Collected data

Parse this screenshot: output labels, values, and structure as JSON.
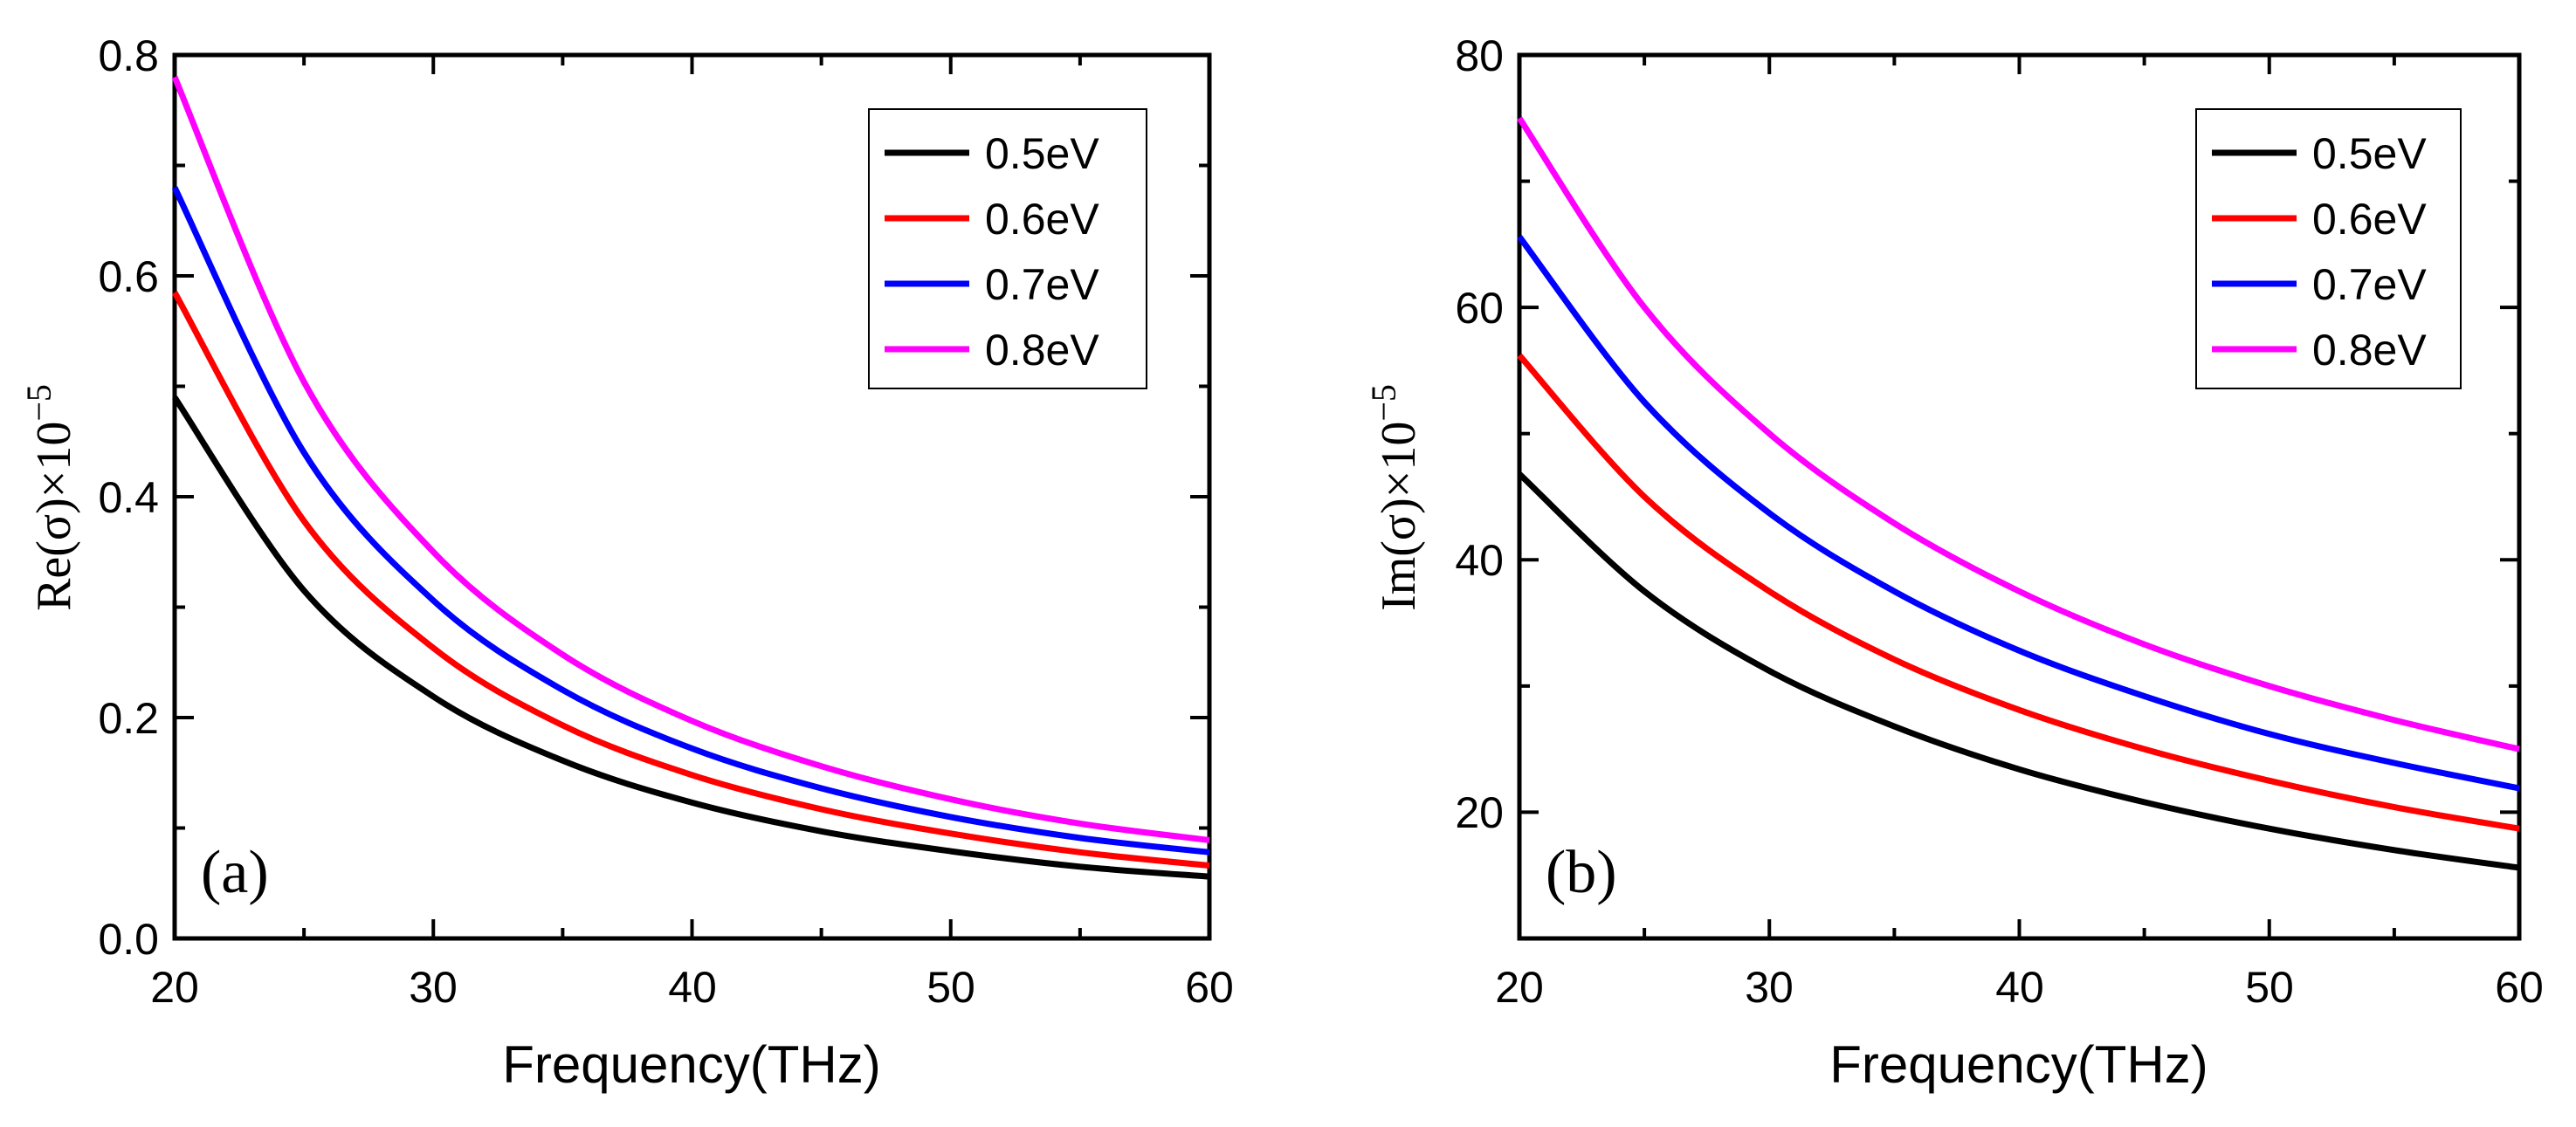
{
  "chart_data": [
    {
      "type": "line",
      "panel_label": "(a)",
      "xlabel": "Frequency(THz)",
      "ylabel_main": "Re(σ)×10",
      "ylabel_exp": "−5",
      "xlim": [
        20,
        60
      ],
      "ylim": [
        0,
        0.8
      ],
      "xticks": [
        "20",
        "30",
        "40",
        "50",
        "60"
      ],
      "yticks": [
        "0.0",
        "0.2",
        "0.4",
        "0.6",
        "0.8"
      ],
      "legend_position": "top-right",
      "x": [
        20,
        25,
        30,
        35,
        40,
        45,
        50,
        55,
        60
      ],
      "series": [
        {
          "name": "0.5eV",
          "color": "#000000",
          "values": [
            0.49,
            0.315,
            0.219,
            0.161,
            0.123,
            0.097,
            0.079,
            0.065,
            0.056
          ]
        },
        {
          "name": "0.6eV",
          "color": "#ff0000",
          "values": [
            0.585,
            0.378,
            0.263,
            0.193,
            0.148,
            0.117,
            0.095,
            0.078,
            0.066
          ]
        },
        {
          "name": "0.7eV",
          "color": "#0000ff",
          "values": [
            0.68,
            0.44,
            0.306,
            0.225,
            0.172,
            0.136,
            0.11,
            0.091,
            0.078
          ]
        },
        {
          "name": "0.8eV",
          "color": "#ff00ff",
          "values": [
            0.78,
            0.504,
            0.35,
            0.257,
            0.197,
            0.156,
            0.126,
            0.104,
            0.089
          ]
        }
      ]
    },
    {
      "type": "line",
      "panel_label": "(b)",
      "xlabel": "Frequency(THz)",
      "ylabel_main": "Im(σ)×10",
      "ylabel_exp": "−5",
      "xlim": [
        20,
        60
      ],
      "ylim": [
        10,
        80
      ],
      "xticks": [
        "20",
        "30",
        "40",
        "50",
        "60"
      ],
      "yticks": [
        "20",
        "40",
        "60",
        "80"
      ],
      "legend_position": "top-right",
      "x": [
        20,
        25,
        30,
        35,
        40,
        45,
        50,
        55,
        60
      ],
      "series": [
        {
          "name": "0.5eV",
          "color": "#000000",
          "values": [
            46.8,
            37.5,
            31.2,
            26.8,
            23.4,
            20.8,
            18.7,
            17.0,
            15.6
          ]
        },
        {
          "name": "0.6eV",
          "color": "#ff0000",
          "values": [
            56.2,
            45.0,
            37.5,
            32.1,
            28.1,
            25.0,
            22.5,
            20.4,
            18.7
          ]
        },
        {
          "name": "0.7eV",
          "color": "#0000ff",
          "values": [
            65.6,
            52.5,
            43.7,
            37.5,
            32.8,
            29.2,
            26.2,
            23.9,
            21.9
          ]
        },
        {
          "name": "0.8eV",
          "color": "#ff00ff",
          "values": [
            75.0,
            60.0,
            50.0,
            42.9,
            37.5,
            33.3,
            30.0,
            27.3,
            25.0
          ]
        }
      ]
    }
  ]
}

• [What the task requires]:
Output every entry word for word, but omit the pictures.

• [Answer in full]:
Parse this screenshot: output labels, values, and structure as JSON.
{
  "chart_data": [
    {
      "type": "line",
      "panel_label": "(a)",
      "xlabel": "Frequency(THz)",
      "ylabel_main": "Re(σ)×10",
      "ylabel_exp": "−5",
      "xlim": [
        20,
        60
      ],
      "ylim": [
        0,
        0.8
      ],
      "xticks": [
        "20",
        "30",
        "40",
        "50",
        "60"
      ],
      "yticks": [
        "0.0",
        "0.2",
        "0.4",
        "0.6",
        "0.8"
      ],
      "legend_position": "top-right",
      "x": [
        20,
        25,
        30,
        35,
        40,
        45,
        50,
        55,
        60
      ],
      "series": [
        {
          "name": "0.5eV",
          "color": "#000000",
          "values": [
            0.49,
            0.315,
            0.219,
            0.161,
            0.123,
            0.097,
            0.079,
            0.065,
            0.056
          ]
        },
        {
          "name": "0.6eV",
          "color": "#ff0000",
          "values": [
            0.585,
            0.378,
            0.263,
            0.193,
            0.148,
            0.117,
            0.095,
            0.078,
            0.066
          ]
        },
        {
          "name": "0.7eV",
          "color": "#0000ff",
          "values": [
            0.68,
            0.44,
            0.306,
            0.225,
            0.172,
            0.136,
            0.11,
            0.091,
            0.078
          ]
        },
        {
          "name": "0.8eV",
          "color": "#ff00ff",
          "values": [
            0.78,
            0.504,
            0.35,
            0.257,
            0.197,
            0.156,
            0.126,
            0.104,
            0.089
          ]
        }
      ]
    },
    {
      "type": "line",
      "panel_label": "(b)",
      "xlabel": "Frequency(THz)",
      "ylabel_main": "Im(σ)×10",
      "ylabel_exp": "−5",
      "xlim": [
        20,
        60
      ],
      "ylim": [
        10,
        80
      ],
      "xticks": [
        "20",
        "30",
        "40",
        "50",
        "60"
      ],
      "yticks": [
        "20",
        "40",
        "60",
        "80"
      ],
      "legend_position": "top-right",
      "x": [
        20,
        25,
        30,
        35,
        40,
        45,
        50,
        55,
        60
      ],
      "series": [
        {
          "name": "0.5eV",
          "color": "#000000",
          "values": [
            46.8,
            37.5,
            31.2,
            26.8,
            23.4,
            20.8,
            18.7,
            17.0,
            15.6
          ]
        },
        {
          "name": "0.6eV",
          "color": "#ff0000",
          "values": [
            56.2,
            45.0,
            37.5,
            32.1,
            28.1,
            25.0,
            22.5,
            20.4,
            18.7
          ]
        },
        {
          "name": "0.7eV",
          "color": "#0000ff",
          "values": [
            65.6,
            52.5,
            43.7,
            37.5,
            32.8,
            29.2,
            26.2,
            23.9,
            21.9
          ]
        },
        {
          "name": "0.8eV",
          "color": "#ff00ff",
          "values": [
            75.0,
            60.0,
            50.0,
            42.9,
            37.5,
            33.3,
            30.0,
            27.3,
            25.0
          ]
        }
      ]
    }
  ]
}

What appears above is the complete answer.